**Document extract:**
==================================================

Different patterns of Ki-67 immunoreactivity in the colonic mucosa of control mice [i.e. mice receiving the vehicle used to dissolve PEA i.p. (A) or p.o. (B)], DNBS-treated mice receiving the vehicle used to dissolve PEA [i.p. (C) or p.o. (D)] and mice treated with DNBS plus PEA [i.p. (E) or p.o. (F)]. (A,B) Ki-67-immunopositive cells were localized to the lower part of the crypts. (C,D) Ki-67-immunopositive cells were extended to the superficial part of the crypts. (E,F) Ki-67-immunopositive cells were observed in the two-thirds of the mucosa, only. PEA (1 mg·kg⁻¹) was administered for three consecutive days starting 24 h after the inflammatory insult (therapeutic protocol). The Figure shows results representative of four experiments.

Figure 5

Relative mRNA expression of GDE1, NAPE-PLD, FAAH and NAAA in the colon of control and DNBS-treated mice. Tissues were analysed 3 days after vehicle or DNBS administration. RT-PCR analysis was performed as described in Methods. Results (expressed as fold expression, compared with control, as unity) are mean ± SEM of six experiments. No significant effects of DNBS were found.

Figure 6

PEA (A), oleoylethanolamide (B), anandamide (C) and 2-arachydonoylglycerol (D) levels in colon of control mice and mice treated intracolonically with the pro-inflammatory agent DNBS: effect of PEA. Tissues were analysed 3 days after vehicle or DNBS administration. PEA (1 mg·kg⁻¹) was administered p.o. once a day for three consecutive days starting 24 h after the inflammatory insult. Data are mean ± SEM of four to five mice. *P < 0.05 versus control; #P < 0.05 versus DNBS alone.

Figure 7

Relative mRNA expression of CB₁ receptors, CB₂ receptors, GPR55, PPARα, and TRPV1 channels in the DNBS model of colitis: effect of PEA. (PEA, 1 mg·kg⁻¹) was administered p.o. once a day for three consecutive days starting 24 h after the inflammatory insult. Tissues were analysed 3 days after vehicle or DNBS administration. RT-PCR analysis was performed as described in Methods. Results (expressed as fold expression, compared with control equal to one) are mean ± SEM of six experiments. **P < 0.01 and ***P < 0.001 versus control; #P < 0.05 versus DNBS.

==================================================

**Page layout parsing data:**
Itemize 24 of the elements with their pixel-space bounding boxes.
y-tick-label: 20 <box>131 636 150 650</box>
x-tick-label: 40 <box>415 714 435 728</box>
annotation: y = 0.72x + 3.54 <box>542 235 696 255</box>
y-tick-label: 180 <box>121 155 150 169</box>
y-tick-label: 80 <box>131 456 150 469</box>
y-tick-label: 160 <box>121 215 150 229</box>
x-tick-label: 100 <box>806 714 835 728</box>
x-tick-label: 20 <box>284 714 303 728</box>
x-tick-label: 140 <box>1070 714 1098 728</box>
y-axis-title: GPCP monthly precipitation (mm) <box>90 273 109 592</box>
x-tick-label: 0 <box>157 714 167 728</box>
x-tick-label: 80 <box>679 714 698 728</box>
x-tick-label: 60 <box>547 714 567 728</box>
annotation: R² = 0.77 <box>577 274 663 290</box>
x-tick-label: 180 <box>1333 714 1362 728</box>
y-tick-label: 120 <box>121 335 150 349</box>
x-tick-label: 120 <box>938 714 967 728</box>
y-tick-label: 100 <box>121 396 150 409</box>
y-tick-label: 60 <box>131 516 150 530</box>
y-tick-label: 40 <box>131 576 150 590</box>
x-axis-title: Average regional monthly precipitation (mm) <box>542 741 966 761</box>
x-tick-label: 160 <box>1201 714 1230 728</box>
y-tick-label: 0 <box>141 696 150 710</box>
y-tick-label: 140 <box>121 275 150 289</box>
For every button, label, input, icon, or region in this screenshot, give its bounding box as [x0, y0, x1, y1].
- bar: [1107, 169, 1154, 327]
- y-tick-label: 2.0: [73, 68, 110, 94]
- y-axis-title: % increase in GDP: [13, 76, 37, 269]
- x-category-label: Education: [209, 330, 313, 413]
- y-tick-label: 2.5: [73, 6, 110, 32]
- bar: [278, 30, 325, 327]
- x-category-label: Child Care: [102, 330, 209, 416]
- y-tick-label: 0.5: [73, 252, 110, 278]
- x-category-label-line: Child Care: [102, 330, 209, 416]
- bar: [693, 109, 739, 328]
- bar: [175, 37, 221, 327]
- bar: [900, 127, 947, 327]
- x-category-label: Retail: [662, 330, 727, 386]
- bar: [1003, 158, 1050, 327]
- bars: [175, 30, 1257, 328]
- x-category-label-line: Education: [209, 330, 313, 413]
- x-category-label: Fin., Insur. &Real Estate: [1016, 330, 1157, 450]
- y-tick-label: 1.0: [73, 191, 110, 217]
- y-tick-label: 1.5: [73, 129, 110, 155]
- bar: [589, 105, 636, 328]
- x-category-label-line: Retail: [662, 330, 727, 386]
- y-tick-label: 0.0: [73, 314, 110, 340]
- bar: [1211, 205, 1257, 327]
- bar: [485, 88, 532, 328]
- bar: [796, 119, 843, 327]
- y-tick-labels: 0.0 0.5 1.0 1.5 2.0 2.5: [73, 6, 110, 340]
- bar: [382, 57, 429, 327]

==================================================

**Parts of the exercise:**
a – Edit the figure legends from "Different patterns of" to "of four experiments.", replacing "Ki-67-immunopositive cells" with "Ki-67-positive cells".
b – Resume the figure legends on PEA in mouse colitis from their last sentence.

**Answers to this exercise:**
a –
Different patterns of Ki-67 immunoreactivity in the colonic mucosa of control mice [i.e. mice receiving the vehicle used to dissolve PEA i.p. (A) or p.o. (B)], DNBS-treated mice receiving the vehicle used to dissolve PEA [i.p. (C) or p.o. (D)] and mice treated with DNBS plus PEA [i.p. (E) or p.o. (F)]. (A,B) Ki-67-positive cells were localized to the lower part of the crypts. (C,D) Ki-67-positive cells were extended to the superficial part of the crypts. (E,F) Ki-67-positive cells were observed in the two-thirds of the mucosa, only. PEA (1 mg·kg⁻¹) was administered for three consecutive days starting 24 h after the inflammatory insult (therapeutic protocol). The Figure shows results representative of four experiments.

b –
Figure 8

Effect of PEA alone or in the presence of the CB₁ receptor antagonist rimonabant (3 mg·kg⁻¹, i.p.) (A), the CB₂ receptor antagonist AM630 (10 mg·kg⁻¹, i.p.) (B), the GPR55 receptor antagonist ML-191 (0.5 mg·kg⁻¹, i.p.) (C), the PPARα receptor antagonist GW6471 (1 mg·kg⁻¹, i.p.) (D), or the TRPV1 antagonist capsazepine (10 mg·kg⁻¹, i.p.) (E) on colon weight/colon length ratio in mice with experimental colitis induced by DNBS. PEA (1 mg·kg⁻¹, p.o.) was administered once a day for three consecutive days starting 24 h after the inflammatory insult. The antagonists were given 30 min before PEA administration. Tissues were analysed 3 days after vehicle or DNBS administration. #P < 0.01–0.001 versus control, *P < 0.05 and **P < 0.01 versus DNBS, °P < 0.05 and °°P < 0.01 versus DNBS plus PEA (n = 6–8 mice for each experimental group).

Figure 9

Effect of PEA alone or in the presence of the CB₁ receptor antagonist rimonabant (3 mg·kg⁻¹, i.p.) (A), the CB₂ receptor antagonist AM630 (10 mg·kg⁻¹, i.p.) (B), the GPR55 receptor antagonist ML-191 (0.5 mg·kg⁻¹, i.p.) (C), the PPARα receptor antagonist GW6471 (1 mg·kg⁻¹, i.p.) (D) or the TRPV1 antagonist capsazepine (10 mg·kg⁻¹, i.p.) (E) on MPO activity in the murine model of colitis induced by DNBS. PEA (1 mg·kg⁻¹, p.o.) was administered once a day for three consecutive days starting 24 h after the inflammatory insult. The antagonists were given 30 min before PEA administration. MPO activity was measured on colonic tissues 3 days after vehicle or DNBS administration (therapeutic protocol). Bars are mean ± SEM of four to five mice for each experimental group. #P < 0.01–0.001 versus control, *P < 0.05 and **P < 0.01 versus DNBS, °P < 0.05 and °°P < 0.01 versus DNBS plus PEA.